Required actions:
1. Using the ice barrier passage, answer each item in a line of its own, marked (a), (b), (c):
(a) What shape is the counterweight 68 in the illustrated embodiment?
(b) What covers the receiving channel 70, and where is it secured?
(c) How many pivot pins does the ice barrier 52 include, and into what are they received?
2. Go on with the ice barrier passage, picking up right after its final sentence.

Text shown:
## Start

In still other embodiments, the first portion 52C of the ice
barrier 52 can be provided with ribs, bumps, or other
protuberances, and/or grooves, holes, dimples or other recesses for
directing water into a series of defined flow paths. Alternatively,
the first portion 52C can be substantially flat with no such
features.
[0022] Referring still to FIGS. 4 and 5, the counterweight portion
52E of the ice barrier 52 includes a counterweight 68. The
counterweight 68 can take any shape, and can be defined by a single
element or multiple elements. In the illustrated embodiment, for
example, the counterweight 68 is substantially cylindrical. The
counterweight 68 in the illustrated embodiment is positioned within
a receiving channel 70, which is covered by a cover 72 secured to
the open end of the receiving channel 70. In some embodiments, the
cover 72 retains the counterweight 68 and/or seals off the
receiving channel 70 from water within the ice making machine 20.
In other embodiments, the counterweight 68 can be integrally formed
with the ice barrier 52 (e.g., molded or cast into the material of
the ice barrier 52), can be slidably received in an elongated
aperture at an end 52A and/or 52B of the ice barrier 52, or can be
attached to the ice barrier 52 in any other manner. The
counterweight 68 has a position and weight, which act to bias the
ice barrier 52 toward the first orientation, but to allow the ice
barrier 52 to be pivoted toward the second orientation when ice
pieces 38 fall onto the first portion 52C. The biasing force
(toward the first orientation) is affected by the material
properties of the ice barrier 52 and the counterweight 68, the
location of the counterweight 68 with respect to the pivot axis A,
and the shape and size of the ice barrier 52 relative to the pivot
axis A.
[0023] Although a counterweight 68 is used in the illustrated
embodiment to bias the ice barrier 52 toward the first orientation
illustrated in FIG. 2, other devices can be used to perform this
function. For example, the ice barrier 52 can be biased by one or
more springs (including without limitation torsion springs, coil
spring, elastic bands, and the like), magnets, actuators (e.g.,
solenoids), drives connected to an axle at the pivot axis A or to
suitable gearing connected to the ice barrier 52, and the like.
[0024] The ice barrier 52 includes two pivot pins 64 (one at each
of the end portions 52A and 52B) which are received into the side
panels 47 of the evaporator assembly 24. Alternatively, pivot pins
on the side panels 47 or other portion of the ice making machine 20
can be received within apertures in the ice barrier 52. In this
manner, the ice barrier 52 is capable of pivoting about the axis
A.

## End

Data excerpt:

## Start

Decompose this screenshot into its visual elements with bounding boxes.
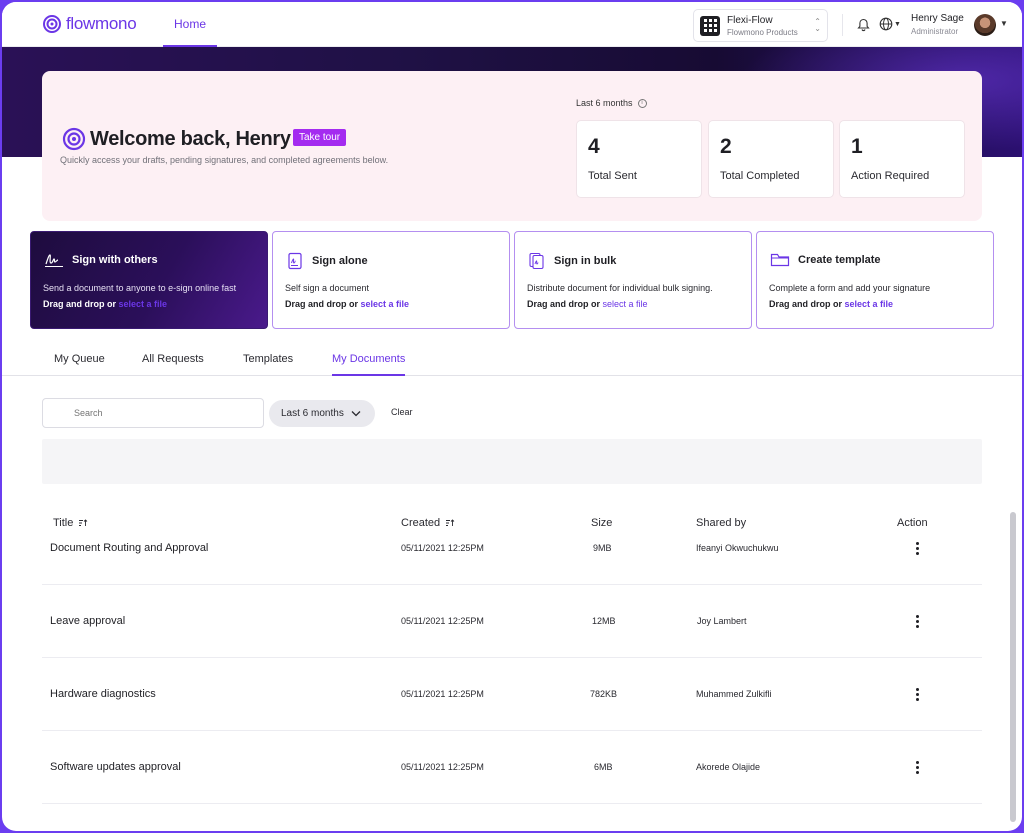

## End

Answers to the tasks:
1.
(a) Substantially cylindrical.
(b) A cover 72, secured to the open end of the receiving channel 70.
(c) Two pivot pins 64, one at each of the end portions 52A and 52B. They are received into the side panels 47 of the evaporator assembly 24.

2.
[0025] With reference now to FIG. 4 of the illustrated embodiment,
a magnet 76 is carried with the ice barrier 52 at its first end
portion 52A. The magnet 76 is positioned on the ice barrier 52 so
that it is in close proximity to a switch 80 on the side panel 47
adjacent the first end portion 52A when the ice barrier 52 is in
the first orientation (see FIGS. 2 and 3). When the ice barrier 52
is pivoted substantially away from the first orientation (i.e.,
toward the second orientation of FIG. 3), the magnet 76 is
substantially spaced apart from the switch 80. The switch 80 senses
the presence/absence of the magnet 76, and controls the operation
(e.g., on or off mode) of the ice making machine 20 based at least
in part upon the orientation of the ice barrier 52. Generally, the
ice making machine 20 is on when the ice barrier 52 is in the first
orientation, and is turned off by the switch 80 when the ice
barrier 52 is in the second orientation. In some embodiments, the
switch 80 includes a Hall-effect sensor to detect the presence or
absence of the magnet 76. The switch 80 in the illustrated
embodiment is configured to interrupt the ice-making ability of the
ice making machine 20 by stopping the water flow over the
ice-forming surface 40 (driven by the water pump 28) and/or by
stopping the refrigeration cycle that chills the ice-forming
surface 40. For this purpose, the switch 80 may be coupled to a
controller (not shown) in communication with the water pump 28
and/or the refrigeration cycle.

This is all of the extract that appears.